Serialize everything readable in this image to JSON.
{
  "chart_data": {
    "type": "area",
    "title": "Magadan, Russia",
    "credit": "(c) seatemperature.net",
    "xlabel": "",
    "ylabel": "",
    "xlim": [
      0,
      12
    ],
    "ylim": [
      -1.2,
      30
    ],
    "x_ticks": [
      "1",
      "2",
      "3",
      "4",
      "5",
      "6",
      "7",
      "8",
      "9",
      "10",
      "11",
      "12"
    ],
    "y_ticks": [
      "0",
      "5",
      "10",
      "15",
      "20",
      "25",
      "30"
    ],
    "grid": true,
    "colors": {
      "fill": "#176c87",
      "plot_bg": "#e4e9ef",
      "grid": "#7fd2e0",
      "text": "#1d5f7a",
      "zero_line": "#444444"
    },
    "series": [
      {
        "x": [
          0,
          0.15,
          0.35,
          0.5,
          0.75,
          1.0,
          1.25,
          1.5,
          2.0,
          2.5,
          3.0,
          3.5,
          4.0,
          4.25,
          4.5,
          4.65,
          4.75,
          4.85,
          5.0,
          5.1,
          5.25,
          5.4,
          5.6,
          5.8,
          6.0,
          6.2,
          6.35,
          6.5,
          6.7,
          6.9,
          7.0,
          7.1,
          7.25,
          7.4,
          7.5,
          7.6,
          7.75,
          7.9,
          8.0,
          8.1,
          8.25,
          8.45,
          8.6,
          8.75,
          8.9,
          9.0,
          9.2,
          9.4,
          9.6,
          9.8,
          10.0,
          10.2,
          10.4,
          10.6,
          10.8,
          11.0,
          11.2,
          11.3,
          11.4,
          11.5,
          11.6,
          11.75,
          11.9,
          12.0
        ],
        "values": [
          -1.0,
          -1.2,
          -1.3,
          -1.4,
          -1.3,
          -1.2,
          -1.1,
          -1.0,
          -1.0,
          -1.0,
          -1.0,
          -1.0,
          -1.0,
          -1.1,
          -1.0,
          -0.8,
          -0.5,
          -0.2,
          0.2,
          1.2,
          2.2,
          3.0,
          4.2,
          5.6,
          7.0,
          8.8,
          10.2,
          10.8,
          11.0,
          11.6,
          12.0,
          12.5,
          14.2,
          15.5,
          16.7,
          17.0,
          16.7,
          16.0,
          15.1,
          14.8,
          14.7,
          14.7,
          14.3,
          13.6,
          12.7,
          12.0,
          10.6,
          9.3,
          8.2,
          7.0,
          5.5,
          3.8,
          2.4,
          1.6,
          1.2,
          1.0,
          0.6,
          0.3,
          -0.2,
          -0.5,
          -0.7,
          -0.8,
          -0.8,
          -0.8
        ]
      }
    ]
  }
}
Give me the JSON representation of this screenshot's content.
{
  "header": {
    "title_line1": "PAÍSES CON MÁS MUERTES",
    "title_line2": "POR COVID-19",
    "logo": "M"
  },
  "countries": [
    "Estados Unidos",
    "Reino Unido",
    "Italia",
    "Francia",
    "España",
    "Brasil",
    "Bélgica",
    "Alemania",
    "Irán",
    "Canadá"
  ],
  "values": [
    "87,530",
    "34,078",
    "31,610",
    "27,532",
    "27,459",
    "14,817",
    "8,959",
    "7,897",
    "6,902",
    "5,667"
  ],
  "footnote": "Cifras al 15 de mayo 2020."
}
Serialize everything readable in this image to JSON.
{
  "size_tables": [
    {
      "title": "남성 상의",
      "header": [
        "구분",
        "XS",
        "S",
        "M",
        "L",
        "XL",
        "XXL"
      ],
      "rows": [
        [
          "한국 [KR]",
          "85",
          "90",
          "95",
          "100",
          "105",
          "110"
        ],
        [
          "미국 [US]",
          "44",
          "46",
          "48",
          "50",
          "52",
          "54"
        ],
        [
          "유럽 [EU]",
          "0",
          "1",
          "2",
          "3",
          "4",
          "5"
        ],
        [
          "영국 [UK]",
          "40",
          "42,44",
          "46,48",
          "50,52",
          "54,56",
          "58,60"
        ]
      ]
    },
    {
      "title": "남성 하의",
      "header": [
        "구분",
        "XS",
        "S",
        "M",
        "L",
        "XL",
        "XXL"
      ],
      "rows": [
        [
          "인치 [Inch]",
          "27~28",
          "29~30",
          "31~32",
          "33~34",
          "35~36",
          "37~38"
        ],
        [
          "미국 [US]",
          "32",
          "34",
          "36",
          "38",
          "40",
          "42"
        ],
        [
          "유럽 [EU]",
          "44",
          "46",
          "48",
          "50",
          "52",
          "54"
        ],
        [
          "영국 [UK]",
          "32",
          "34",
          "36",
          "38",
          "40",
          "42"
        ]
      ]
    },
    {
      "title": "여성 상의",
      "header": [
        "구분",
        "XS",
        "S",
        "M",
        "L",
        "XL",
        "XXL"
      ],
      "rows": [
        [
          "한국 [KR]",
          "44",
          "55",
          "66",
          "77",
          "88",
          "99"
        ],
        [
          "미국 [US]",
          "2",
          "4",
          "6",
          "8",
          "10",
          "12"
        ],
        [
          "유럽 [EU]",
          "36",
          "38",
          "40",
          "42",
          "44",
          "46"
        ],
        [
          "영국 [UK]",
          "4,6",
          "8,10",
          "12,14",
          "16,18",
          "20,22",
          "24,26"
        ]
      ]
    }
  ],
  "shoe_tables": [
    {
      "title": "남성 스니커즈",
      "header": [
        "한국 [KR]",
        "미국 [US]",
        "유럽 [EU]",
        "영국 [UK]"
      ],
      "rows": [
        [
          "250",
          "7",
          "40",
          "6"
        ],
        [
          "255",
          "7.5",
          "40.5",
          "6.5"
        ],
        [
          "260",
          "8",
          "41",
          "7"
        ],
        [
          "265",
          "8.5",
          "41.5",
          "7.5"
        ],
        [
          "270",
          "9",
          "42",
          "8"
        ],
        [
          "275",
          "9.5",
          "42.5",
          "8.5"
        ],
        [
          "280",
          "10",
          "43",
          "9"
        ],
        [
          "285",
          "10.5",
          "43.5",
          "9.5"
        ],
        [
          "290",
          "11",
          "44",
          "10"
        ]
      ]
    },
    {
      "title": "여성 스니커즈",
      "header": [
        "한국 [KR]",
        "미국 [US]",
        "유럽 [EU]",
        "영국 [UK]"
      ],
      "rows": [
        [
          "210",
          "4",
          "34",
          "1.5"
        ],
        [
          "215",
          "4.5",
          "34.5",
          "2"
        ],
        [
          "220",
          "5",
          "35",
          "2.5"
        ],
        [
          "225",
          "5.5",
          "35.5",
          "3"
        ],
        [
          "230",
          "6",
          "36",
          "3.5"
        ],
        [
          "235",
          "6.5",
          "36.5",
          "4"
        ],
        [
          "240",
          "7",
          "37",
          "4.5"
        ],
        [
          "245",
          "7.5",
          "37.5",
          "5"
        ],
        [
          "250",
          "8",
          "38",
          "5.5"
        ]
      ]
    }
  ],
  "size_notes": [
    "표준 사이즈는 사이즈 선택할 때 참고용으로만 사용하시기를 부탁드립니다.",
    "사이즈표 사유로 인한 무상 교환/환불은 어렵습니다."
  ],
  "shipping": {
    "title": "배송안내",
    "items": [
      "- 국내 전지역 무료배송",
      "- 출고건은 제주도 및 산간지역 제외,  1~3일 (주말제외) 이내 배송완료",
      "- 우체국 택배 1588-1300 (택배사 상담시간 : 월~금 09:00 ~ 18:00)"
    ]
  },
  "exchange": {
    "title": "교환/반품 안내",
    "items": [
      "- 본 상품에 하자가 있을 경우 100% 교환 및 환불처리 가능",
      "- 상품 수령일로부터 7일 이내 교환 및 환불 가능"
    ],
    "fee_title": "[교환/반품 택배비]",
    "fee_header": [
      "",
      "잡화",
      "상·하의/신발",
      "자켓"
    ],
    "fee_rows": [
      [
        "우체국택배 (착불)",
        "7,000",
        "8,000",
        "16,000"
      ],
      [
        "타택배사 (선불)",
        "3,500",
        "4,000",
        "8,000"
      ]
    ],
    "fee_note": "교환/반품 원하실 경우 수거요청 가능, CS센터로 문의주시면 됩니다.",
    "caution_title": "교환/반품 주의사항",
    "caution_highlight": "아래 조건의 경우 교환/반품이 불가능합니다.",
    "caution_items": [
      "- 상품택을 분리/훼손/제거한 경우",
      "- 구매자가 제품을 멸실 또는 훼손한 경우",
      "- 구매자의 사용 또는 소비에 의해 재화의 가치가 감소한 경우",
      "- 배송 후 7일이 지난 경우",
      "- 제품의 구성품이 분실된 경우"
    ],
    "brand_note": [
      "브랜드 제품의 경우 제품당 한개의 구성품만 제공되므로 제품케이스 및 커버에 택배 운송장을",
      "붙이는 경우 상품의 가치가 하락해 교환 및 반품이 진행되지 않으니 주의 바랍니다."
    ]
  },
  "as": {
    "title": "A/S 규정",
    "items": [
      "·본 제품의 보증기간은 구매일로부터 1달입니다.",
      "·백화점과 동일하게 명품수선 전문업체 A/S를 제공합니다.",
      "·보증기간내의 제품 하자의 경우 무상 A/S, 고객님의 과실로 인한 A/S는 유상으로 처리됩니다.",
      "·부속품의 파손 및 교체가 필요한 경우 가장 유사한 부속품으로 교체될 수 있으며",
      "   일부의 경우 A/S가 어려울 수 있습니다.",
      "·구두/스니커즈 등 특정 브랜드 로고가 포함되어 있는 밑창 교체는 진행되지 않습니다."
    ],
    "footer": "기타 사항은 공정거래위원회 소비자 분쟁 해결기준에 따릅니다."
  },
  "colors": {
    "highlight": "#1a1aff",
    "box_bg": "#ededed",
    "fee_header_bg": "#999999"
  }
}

^^^^^^^^^^^^^^^^

**SHORT TASK**
Collect the complete line wherever the string "스니커즈" appears in the records.

**RESULT FOR THIS TASK**
      "title": "남성 스니커즈",
      "title": "여성 스니커즈",
      "·구두/스니커즈 등 특정 브랜드 로고가 포함되어 있는 밑창 교체는 진행되지 않습니다."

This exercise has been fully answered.